*Extrait:*
--- --- ---
J’essaye de faire en sorte que la mise en scène raconte une histoire, replace le plat dans un contexte. Pour que la personne qui regarde l’image s’identifie, et y trouve autre chose qu’une touche de gourmandise : parler aux estomacs, en somme, plus qu’aux yeux.
Le fond entre en jeu, on place tout le décor et on prévoit la place pour la starlette du jour.
Bien préparer son décor en pré shoot est hyper important si l’on photographie des trucs qui craignent la température ambiante, surtout en été. Cette affirmation est d’autant plus vraie quand il s’agit de glaces, si vous voulez photographier des boules en photo je vous conseille même de faire les boules et de les remettre au congélateur pour qu’elle prennent bien!
Pour ce qui est du fond, je shoote un peu partout selon la lumière alors je positionne mon contreplaqué de manière à obtenir un angle presque droit (mais qui ne risque pas devenir s’écraser sur ce que je photographie, ça m’est déjà arrivé) et je fixe éventuellement des feuilles de fond canson dessus. Une véritable installation digne des plus grand artistes bidouilleurs.

 

Nova tape parfois l’incruste pour ajouter sa “patte”. Ici on a le fond en planches posé sur un lit, un contreplaqué basique acheté chez casto, et une feuille rose fixée par dessus.
--- --- ---
*Consigne 1:* Comment traduire en anglais cette phrase de l'extrait sur la photographie culinaire : « Le fond entre en jeu, on place tout le décor et on prévoit la place pour la starlette du jour. » ?
*Consigne 2:* Pourriez-vous poursuivre l'extrait sur la photographie culinaire à partir de sa dernière phrase ?

*Données:*
--- --- ---
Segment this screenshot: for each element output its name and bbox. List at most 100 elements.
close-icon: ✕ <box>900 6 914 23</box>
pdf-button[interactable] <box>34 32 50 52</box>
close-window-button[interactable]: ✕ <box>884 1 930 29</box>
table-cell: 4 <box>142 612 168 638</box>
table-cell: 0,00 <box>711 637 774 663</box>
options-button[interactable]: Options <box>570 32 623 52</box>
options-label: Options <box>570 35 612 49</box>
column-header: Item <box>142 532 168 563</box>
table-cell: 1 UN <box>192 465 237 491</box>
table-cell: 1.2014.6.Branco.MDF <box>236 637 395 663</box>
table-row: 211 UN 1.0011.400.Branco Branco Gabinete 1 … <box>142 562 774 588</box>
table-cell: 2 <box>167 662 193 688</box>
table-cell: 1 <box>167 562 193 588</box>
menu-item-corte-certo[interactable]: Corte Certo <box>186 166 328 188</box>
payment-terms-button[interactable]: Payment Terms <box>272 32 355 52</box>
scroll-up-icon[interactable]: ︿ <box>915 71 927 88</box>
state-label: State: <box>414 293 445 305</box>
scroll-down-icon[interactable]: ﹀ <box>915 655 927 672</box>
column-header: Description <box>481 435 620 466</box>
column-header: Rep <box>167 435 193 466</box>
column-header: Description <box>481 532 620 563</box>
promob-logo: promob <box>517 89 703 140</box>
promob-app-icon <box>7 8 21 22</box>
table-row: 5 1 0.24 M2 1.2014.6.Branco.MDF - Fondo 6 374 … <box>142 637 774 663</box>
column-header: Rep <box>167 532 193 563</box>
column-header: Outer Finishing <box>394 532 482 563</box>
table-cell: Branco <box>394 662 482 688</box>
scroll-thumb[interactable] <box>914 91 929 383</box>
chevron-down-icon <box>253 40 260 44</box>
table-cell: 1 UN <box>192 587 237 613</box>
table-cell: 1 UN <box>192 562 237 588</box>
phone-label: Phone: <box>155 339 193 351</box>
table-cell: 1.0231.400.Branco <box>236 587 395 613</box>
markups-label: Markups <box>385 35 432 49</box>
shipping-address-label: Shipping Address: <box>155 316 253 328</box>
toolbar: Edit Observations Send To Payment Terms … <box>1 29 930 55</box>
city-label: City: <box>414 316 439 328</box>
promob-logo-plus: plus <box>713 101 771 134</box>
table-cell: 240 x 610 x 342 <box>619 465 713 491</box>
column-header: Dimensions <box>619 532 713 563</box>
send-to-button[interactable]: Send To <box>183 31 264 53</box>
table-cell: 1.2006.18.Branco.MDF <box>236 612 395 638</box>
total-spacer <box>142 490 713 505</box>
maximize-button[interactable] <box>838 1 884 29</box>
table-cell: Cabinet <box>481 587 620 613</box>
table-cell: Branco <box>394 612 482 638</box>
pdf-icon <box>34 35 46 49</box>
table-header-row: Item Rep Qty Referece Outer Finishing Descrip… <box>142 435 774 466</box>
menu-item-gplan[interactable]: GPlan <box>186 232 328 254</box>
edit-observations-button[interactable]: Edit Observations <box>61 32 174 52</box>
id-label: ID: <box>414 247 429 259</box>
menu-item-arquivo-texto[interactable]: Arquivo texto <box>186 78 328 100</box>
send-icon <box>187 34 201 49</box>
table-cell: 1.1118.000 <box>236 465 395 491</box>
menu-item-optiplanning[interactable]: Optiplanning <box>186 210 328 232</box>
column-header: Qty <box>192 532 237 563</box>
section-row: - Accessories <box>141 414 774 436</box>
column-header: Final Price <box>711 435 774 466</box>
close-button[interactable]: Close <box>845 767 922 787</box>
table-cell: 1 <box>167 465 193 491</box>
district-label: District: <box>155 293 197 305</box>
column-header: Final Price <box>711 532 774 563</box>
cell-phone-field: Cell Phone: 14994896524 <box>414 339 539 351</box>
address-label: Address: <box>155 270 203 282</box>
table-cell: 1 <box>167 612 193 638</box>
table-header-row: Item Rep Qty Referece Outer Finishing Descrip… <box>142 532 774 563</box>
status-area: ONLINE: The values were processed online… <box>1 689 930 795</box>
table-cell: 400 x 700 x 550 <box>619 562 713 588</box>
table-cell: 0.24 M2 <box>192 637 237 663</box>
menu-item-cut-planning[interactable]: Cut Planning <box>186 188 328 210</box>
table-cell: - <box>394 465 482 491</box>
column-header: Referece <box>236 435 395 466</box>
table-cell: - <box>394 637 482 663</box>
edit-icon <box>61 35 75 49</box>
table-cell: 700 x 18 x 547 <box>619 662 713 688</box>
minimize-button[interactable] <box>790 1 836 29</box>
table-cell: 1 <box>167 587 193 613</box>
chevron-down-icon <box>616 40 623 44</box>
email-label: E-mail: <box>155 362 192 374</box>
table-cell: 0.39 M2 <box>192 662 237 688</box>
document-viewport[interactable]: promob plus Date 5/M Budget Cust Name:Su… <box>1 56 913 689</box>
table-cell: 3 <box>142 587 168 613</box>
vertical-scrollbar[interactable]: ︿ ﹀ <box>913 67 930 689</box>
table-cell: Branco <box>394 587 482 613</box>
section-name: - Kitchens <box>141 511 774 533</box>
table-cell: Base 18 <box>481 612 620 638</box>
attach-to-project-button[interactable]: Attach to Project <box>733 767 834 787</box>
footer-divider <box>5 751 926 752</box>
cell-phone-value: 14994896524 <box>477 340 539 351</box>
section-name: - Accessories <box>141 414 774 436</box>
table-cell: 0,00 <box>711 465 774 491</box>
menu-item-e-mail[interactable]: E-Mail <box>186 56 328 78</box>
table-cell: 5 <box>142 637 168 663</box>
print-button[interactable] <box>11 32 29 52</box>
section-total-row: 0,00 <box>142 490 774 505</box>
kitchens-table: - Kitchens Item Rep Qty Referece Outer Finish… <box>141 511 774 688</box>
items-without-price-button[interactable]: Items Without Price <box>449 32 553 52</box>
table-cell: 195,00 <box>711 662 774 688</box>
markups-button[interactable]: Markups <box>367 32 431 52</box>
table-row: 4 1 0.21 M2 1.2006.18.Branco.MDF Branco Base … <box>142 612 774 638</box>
--- --- ---
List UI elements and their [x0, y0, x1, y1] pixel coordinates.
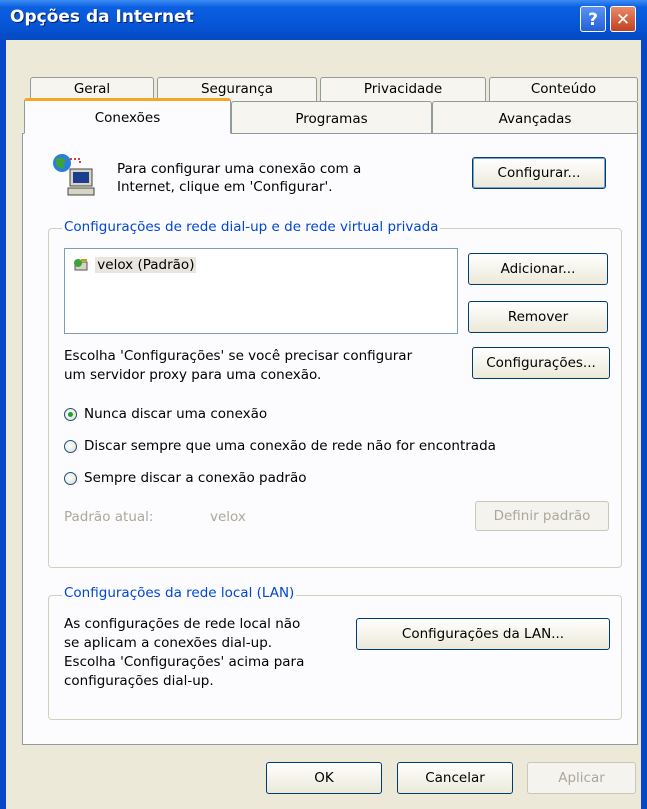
--- --- ---
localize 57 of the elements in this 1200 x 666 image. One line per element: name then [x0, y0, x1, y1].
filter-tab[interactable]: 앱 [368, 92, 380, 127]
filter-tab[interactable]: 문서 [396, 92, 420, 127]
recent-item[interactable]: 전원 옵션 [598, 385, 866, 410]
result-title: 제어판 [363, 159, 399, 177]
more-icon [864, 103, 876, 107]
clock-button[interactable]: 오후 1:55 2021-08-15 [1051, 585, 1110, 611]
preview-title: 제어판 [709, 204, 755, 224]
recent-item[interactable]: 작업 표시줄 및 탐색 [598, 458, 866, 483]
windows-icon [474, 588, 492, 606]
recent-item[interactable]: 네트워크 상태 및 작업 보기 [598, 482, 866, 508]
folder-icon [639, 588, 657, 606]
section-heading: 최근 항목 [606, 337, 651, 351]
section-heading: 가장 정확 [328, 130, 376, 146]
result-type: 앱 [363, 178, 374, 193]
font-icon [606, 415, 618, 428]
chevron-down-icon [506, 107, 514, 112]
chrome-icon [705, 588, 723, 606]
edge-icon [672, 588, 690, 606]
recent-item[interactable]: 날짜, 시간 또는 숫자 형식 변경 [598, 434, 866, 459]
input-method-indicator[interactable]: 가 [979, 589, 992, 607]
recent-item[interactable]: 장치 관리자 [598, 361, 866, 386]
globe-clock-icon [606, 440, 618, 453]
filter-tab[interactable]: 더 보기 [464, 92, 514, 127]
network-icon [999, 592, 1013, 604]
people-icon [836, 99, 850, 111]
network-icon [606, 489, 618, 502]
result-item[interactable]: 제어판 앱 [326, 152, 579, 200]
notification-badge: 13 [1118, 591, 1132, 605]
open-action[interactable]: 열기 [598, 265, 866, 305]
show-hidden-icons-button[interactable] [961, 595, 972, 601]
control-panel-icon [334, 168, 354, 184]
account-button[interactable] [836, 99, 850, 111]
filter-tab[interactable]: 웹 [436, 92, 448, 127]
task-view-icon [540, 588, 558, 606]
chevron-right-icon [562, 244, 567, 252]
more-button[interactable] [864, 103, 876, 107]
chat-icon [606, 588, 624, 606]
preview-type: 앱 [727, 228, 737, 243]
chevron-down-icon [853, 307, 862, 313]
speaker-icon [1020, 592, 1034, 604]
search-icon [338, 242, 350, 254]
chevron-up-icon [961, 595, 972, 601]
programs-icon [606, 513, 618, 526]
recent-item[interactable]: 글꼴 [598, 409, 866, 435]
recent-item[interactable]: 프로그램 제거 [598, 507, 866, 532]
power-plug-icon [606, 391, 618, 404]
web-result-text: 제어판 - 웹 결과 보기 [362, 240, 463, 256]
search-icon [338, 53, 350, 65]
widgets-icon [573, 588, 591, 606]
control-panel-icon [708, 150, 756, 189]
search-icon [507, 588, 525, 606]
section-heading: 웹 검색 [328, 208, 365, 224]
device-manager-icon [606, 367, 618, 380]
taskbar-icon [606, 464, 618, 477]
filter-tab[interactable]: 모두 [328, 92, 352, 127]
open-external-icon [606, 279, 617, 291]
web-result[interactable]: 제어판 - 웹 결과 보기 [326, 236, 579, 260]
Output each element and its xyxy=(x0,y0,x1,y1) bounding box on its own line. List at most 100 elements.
--- --- ---
*Réponse 1:* The background comes into play: we set up the whole scene and leave room for the day's starlet.

*Réponse 2:*
5 – Jouer avec la lumière

Après avoir positionné toute sa mise en scène, il faut aussi penser à sa lumière. Si vous songez à prendre un parti spécial (sombre ou au contraire surexposé), il vous faudra tamiser, masquer, rapprocher d’une fenêtre …
Je shoote toujours en lumière naturelle, et j’ai beaucoup de luminosité dans l’appartement.
Pour filtrer un peu de lumière on peut très bien utiliser un voilage sur toute la fenêtre, qui permet d’avoir une lumière moins crue (un peu comme un filtre), mais il se peut que de simples morceaux de carton permettent d’orienter la lumière comme on le souhaite. J’en positionne autant qu’il le faut en les faisant tenir grâce à des tabourets, des chaises, de la patafix .. Si Nova ne bougeait pas autant, je lui en mettrais même parfois entre les pattes!
Ensuite, je positionne enfin mon plat, et j’ajuste ma lumière en finissant d’ajouter un grand panneau de polystyrène, orienté de manière à récupérer la lumière et gommer les ombres qui risqueraient d’être trop crues du coté opposé à la lumière. Vous pouvez évidemment acheter un vrai réflecteur, mais cette solution permet de recycler un matériau assez simple à trouver et qui fait bien le job, en plus d’être très léger!
Et c’est parti pour le shooting.

 

6 – Vérification techniques et évolution de la mise en scène

Pendant la séance, vous pouvez shooter relié directement à votre ordinateur, mais aussi regarder en zoomant l’aperçu de votre appareil numérique.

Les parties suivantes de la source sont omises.